[Collected data]
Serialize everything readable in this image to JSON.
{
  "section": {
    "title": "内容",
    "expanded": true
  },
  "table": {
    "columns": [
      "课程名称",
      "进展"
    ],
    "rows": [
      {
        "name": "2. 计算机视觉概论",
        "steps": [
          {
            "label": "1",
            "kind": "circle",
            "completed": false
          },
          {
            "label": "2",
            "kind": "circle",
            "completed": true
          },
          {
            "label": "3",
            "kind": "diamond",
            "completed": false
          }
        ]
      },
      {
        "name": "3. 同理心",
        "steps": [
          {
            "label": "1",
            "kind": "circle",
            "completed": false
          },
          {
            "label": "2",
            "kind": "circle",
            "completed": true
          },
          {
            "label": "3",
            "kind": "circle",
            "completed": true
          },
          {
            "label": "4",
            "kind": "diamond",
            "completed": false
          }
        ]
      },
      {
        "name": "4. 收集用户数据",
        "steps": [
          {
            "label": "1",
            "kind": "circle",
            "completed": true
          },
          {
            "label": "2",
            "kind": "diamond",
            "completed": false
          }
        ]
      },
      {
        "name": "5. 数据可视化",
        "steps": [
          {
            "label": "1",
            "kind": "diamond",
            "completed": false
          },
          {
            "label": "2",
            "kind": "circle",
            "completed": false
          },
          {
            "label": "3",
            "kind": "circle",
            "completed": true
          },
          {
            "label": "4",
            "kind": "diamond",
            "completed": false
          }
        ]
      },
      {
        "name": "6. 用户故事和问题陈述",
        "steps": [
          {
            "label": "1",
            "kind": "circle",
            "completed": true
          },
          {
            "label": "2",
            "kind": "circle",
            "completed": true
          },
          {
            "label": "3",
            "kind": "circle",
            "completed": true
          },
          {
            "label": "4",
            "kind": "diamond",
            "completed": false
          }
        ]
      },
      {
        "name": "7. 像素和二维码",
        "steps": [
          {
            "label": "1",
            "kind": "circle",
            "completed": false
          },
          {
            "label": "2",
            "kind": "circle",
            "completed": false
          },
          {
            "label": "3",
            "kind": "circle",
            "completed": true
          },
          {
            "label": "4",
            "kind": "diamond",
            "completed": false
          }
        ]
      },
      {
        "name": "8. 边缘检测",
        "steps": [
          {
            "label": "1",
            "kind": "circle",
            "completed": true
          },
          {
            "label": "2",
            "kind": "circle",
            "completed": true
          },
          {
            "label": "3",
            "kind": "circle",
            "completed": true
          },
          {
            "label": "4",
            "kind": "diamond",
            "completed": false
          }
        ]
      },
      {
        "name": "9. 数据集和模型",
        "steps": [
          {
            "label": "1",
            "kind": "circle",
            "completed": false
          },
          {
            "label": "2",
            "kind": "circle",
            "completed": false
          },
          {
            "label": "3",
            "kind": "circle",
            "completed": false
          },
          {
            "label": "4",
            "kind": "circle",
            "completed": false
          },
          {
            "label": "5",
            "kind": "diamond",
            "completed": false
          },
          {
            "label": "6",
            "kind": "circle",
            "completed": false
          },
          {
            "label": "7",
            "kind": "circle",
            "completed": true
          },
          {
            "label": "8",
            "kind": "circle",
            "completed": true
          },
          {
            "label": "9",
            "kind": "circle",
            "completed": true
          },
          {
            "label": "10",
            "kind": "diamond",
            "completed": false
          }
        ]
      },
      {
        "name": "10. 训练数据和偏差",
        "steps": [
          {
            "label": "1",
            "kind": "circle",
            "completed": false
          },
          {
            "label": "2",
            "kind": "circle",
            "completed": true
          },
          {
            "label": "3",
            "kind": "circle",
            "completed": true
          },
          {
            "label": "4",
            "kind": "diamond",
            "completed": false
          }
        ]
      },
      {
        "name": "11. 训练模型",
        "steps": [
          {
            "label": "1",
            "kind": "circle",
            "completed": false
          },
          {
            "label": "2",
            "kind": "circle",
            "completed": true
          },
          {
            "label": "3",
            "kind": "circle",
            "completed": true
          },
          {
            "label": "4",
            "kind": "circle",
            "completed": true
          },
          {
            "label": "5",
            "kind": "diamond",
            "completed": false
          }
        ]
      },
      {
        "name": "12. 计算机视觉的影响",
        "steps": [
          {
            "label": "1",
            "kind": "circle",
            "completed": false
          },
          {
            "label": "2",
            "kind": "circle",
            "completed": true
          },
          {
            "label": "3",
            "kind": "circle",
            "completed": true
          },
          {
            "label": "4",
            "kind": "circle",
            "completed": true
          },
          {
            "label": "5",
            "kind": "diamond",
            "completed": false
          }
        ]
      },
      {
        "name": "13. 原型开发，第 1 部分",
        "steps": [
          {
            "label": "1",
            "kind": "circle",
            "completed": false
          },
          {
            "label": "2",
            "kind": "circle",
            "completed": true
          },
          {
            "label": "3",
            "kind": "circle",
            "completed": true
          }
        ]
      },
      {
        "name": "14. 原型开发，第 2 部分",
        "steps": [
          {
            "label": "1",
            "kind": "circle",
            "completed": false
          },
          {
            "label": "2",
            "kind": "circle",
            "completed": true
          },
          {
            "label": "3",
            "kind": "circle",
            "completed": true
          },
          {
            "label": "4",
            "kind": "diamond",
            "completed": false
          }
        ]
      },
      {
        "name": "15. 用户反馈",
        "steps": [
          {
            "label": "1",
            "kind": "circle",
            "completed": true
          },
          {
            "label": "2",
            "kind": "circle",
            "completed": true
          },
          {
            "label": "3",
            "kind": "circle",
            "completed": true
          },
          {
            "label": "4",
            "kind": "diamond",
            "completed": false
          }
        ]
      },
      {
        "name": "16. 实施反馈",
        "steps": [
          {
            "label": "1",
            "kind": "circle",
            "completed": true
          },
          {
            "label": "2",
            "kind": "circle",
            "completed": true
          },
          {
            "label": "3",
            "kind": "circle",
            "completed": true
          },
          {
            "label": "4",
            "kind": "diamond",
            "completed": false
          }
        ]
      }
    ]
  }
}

● **Written task**
Write out all records exactly, keeping every detail.

● **Expected answer**
Serialize everything readable in this image to JSON.
{
  "section": {
    "title": "内容",
    "expanded": true
  },
  "table": {
    "columns": [
      "课程名称",
      "进展"
    ],
    "rows": [
      {
        "name": "2. 计算机视觉概论",
        "steps": [
          {
            "label": "1",
            "kind": "circle",
            "completed": false
          },
          {
            "label": "2",
            "kind": "circle",
            "completed": true
          },
          {
            "label": "3",
            "kind": "diamond",
            "completed": false
          }
        ]
      },
      {
        "name": "3. 同理心",
        "steps": [
          {
            "label": "1",
            "kind": "circle",
            "completed": false
          },
          {
            "label": "2",
            "kind": "circle",
            "completed": true
          },
          {
            "label": "3",
            "kind": "circle",
            "completed": true
          },
          {
            "label": "4",
            "kind": "diamond",
            "completed": false
          }
        ]
      },
      {
        "name": "4. 收集用户数据",
        "steps": [
          {
            "label": "1",
            "kind": "circle",
            "completed": true
          },
          {
            "label": "2",
            "kind": "diamond",
            "completed": false
          }
        ]
      },
      {
        "name": "5. 数据可视化",
        "steps": [
          {
            "label": "1",
            "kind": "diamond",
            "completed": false
          },
          {
            "label": "2",
            "kind": "circle",
            "completed": false
          },
          {
            "label": "3",
            "kind": "circle",
            "completed": true
          },
          {
            "label": "4",
            "kind": "diamond",
            "completed": false
          }
        ]
      },
      {
        "name": "6. 用户故事和问题陈述",
        "steps": [
          {
            "label": "1",
            "kind": "circle",
            "completed": true
          },
          {
            "label": "2",
            "kind": "circle",
            "completed": true
          },
          {
            "label": "3",
            "kind": "circle",
            "completed": true
          },
          {
            "label": "4",
            "kind": "diamond",
            "completed": false
          }
        ]
      },
      {
        "name": "7. 像素和二维码",
        "steps": [
          {
            "label": "1",
            "kind": "circle",
            "completed": false
          },
          {
            "label": "2",
            "kind": "circle",
            "completed": false
          },
          {
            "label": "3",
            "kind": "circle",
            "completed": true
          },
          {
            "label": "4",
            "kind": "diamond",
            "completed": false
          }
        ]
      },
      {
        "name": "8. 边缘检测",
        "steps": [
          {
            "label": "1",
            "kind": "circle",
            "completed": true
          },
          {
            "label": "2",
            "kind": "circle",
            "completed": true
          },
          {
            "label": "3",
            "kind": "circle",
            "completed": true
          },
          {
            "label": "4",
            "kind": "diamond",
            "completed": false
          }
        ]
      },
      {
        "name": "9. 数据集和模型",
        "steps": [
          {
            "label": "1",
            "kind": "circle",
            "completed": false
          },
          {
            "label": "2",
            "kind": "circle",
            "completed": false
          },
          {
            "label": "3",
            "kind": "circle",
            "completed": false
          },
          {
            "label": "4",
            "kind": "circle",
            "completed": false
          },
          {
            "label": "5",
            "kind": "diamond",
            "completed": false
          },
          {
            "label": "6",
            "kind": "circle",
            "completed": false
          },
          {
            "label": "7",
            "kind": "circle",
            "completed": true
          },
          {
            "label": "8",
            "kind": "circle",
            "completed": true
          },
          {
            "label": "9",
            "kind": "circle",
            "completed": true
          },
          {
            "label": "10",
            "kind": "diamond",
            "completed": false
          }
        ]
      },
      {
        "name": "10. 训练数据和偏差",
        "steps": [
          {
            "label": "1",
            "kind": "circle",
            "completed": false
          },
          {
            "label": "2",
            "kind": "circle",
            "completed": true
          },
          {
            "label": "3",
            "kind": "circle",
            "completed": true
          },
          {
            "label": "4",
            "kind": "diamond",
            "completed": false
          }
        ]
      },
      {
        "name": "11. 训练模型",
        "steps": [
          {
            "label": "1",
            "kind": "circle",
            "completed": false
          },
          {
            "label": "2",
            "kind": "circle",
            "completed": true
          },
          {
            "label": "3",
            "kind": "circle",
            "completed": true
          },
          {
            "label": "4",
            "kind": "circle",
            "completed": true
          },
          {
            "label": "5",
            "kind": "diamond",
            "completed": false
          }
        ]
      },
      {
        "name": "12. 计算机视觉的影响",
        "steps": [
          {
            "label": "1",
            "kind": "circle",
            "completed": false
          },
          {
            "label": "2",
            "kind": "circle",
            "completed": true
          },
          {
            "label": "3",
            "kind": "circle",
            "completed": true
          },
          {
            "label": "4",
            "kind": "circle",
            "completed": true
          },
          {
            "label": "5",
            "kind": "diamond",
            "completed": false
          }
        ]
      },
      {
        "name": "13. 原型开发，第 1 部分",
        "steps": [
          {
            "label": "1",
            "kind": "circle",
            "completed": false
          },
          {
            "label": "2",
            "kind": "circle",
            "completed": true
          },
          {
            "label": "3",
            "kind": "circle",
            "completed": true
          }
        ]
      },
      {
        "name": "14. 原型开发，第 2 部分",
        "steps": [
          {
            "label": "1",
            "kind": "circle",
            "completed": false
          },
          {
            "label": "2",
            "kind": "circle",
            "completed": true
          },
          {
            "label": "3",
            "kind": "circle",
            "completed": true
          },
          {
            "label": "4",
            "kind": "diamond",
            "completed": false
          }
        ]
      },
      {
        "name": "15. 用户反馈",
        "steps": [
          {
            "label": "1",
            "kind": "circle",
            "completed": true
          },
          {
            "label": "2",
            "kind": "circle",
            "completed": true
          },
          {
            "label": "3",
            "kind": "circle",
            "completed": true
          },
          {
            "label": "4",
            "kind": "diamond",
            "completed": false
          }
        ]
      },
      {
        "name": "16. 实施反馈",
        "steps": [
          {
            "label": "1",
            "kind": "circle",
            "completed": true
          },
          {
            "label": "2",
            "kind": "circle",
            "completed": true
          },
          {
            "label": "3",
            "kind": "circle",
            "completed": true
          },
          {
            "label": "4",
            "kind": "diamond",
            "completed": false
          }
        ]
      }
    ]
  }
}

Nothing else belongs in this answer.